#### EXERCISE:
List each line of the data in which the string "relative" appears.

Figure contents as structured data

┄┄┄┄┄┄┄┄┄┄┄┄┄┄┄┄┄┄┄┄

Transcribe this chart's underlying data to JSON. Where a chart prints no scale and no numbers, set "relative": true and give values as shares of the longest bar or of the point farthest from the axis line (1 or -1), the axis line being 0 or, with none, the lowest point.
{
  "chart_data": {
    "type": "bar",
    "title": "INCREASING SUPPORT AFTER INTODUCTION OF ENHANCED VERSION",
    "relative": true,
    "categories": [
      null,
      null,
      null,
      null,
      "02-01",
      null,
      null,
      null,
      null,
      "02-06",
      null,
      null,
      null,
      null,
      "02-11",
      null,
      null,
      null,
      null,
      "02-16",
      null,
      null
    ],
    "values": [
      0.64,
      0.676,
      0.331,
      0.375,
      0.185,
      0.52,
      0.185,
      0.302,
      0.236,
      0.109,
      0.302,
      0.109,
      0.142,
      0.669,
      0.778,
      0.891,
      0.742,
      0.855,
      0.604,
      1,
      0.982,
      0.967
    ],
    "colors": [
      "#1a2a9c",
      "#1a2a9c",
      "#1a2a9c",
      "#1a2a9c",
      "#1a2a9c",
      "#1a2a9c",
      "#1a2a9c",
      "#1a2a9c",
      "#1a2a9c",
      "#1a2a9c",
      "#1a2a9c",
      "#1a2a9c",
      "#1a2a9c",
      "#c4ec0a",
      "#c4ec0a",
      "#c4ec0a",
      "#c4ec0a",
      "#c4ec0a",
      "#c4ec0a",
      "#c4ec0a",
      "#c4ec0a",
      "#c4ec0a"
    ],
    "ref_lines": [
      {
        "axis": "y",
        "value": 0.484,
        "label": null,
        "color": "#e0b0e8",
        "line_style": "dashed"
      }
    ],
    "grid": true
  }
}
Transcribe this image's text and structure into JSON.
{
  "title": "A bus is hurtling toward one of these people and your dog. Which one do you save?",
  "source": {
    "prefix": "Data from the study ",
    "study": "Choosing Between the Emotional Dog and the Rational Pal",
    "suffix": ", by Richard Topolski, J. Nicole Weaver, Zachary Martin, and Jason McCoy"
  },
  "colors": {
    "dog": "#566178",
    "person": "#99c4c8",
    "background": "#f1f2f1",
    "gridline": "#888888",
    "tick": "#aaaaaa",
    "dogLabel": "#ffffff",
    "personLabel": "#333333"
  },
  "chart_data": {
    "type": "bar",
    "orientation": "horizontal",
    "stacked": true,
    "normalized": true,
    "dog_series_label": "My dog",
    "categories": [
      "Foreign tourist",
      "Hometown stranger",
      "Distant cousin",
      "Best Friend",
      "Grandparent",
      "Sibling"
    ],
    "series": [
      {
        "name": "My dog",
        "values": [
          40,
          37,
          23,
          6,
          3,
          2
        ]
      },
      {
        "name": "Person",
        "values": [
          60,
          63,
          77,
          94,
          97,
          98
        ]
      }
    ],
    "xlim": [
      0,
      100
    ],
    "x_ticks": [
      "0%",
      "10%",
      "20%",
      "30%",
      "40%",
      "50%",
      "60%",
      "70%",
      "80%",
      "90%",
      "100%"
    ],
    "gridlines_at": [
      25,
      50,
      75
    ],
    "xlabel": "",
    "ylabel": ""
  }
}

┄┄┄┄┄┄┄┄┄┄┄┄┄┄┄┄┄┄┄┄

#### ANSWER TO THE PROBLEM:
Transcribe this chart's underlying data to JSON. Where a chart prints no scale and no numbers, set "relative": true and give values as shares of the longest bar or of the point farthest from the axis line (1 or -1), the axis line being 0 or, with none, the lowest point.
    "relative": true,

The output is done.